Dataset rows about figures

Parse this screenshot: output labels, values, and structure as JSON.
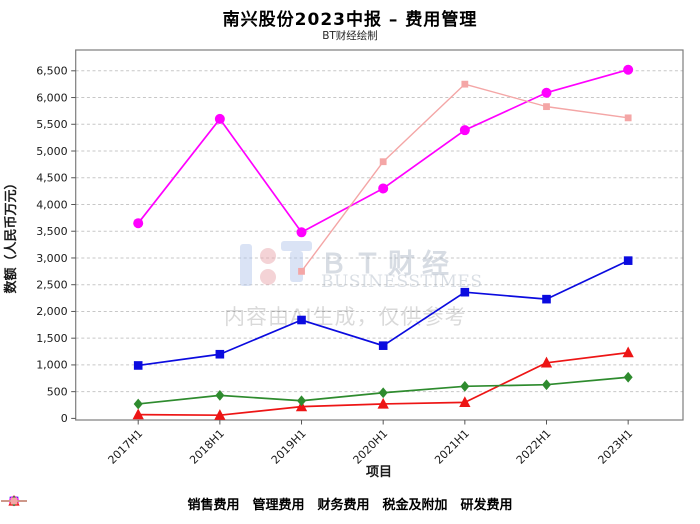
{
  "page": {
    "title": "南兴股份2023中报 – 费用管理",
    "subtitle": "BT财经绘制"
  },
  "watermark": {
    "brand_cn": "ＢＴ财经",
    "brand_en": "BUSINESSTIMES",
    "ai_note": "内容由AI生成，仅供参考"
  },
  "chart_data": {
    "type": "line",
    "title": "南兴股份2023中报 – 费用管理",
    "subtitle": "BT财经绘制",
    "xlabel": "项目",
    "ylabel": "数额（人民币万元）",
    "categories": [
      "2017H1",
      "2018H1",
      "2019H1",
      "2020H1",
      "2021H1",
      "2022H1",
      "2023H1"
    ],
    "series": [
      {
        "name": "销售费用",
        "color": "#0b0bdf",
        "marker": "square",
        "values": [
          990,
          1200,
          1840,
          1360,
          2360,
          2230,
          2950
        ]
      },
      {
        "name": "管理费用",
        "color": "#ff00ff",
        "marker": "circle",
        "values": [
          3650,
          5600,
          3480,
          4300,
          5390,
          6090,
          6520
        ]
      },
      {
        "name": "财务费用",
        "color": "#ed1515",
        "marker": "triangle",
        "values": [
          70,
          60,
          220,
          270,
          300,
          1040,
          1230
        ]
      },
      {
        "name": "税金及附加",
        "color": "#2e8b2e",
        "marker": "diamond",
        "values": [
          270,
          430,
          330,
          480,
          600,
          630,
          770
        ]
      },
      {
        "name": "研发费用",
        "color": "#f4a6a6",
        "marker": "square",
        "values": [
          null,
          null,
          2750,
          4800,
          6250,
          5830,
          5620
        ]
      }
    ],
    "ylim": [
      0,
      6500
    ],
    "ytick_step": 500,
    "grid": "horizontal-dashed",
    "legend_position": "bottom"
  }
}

> [YOUR INSTRUCTIONS]:
Look through the entries above; copy every line holding the string "color".

> [CORRECT ANSWER]:
        "color": "#0b0bdf",
        "color": "#ff00ff",
        "color": "#ed1515",
        "color": "#2e8b2e",
        "color": "#f4a6a6",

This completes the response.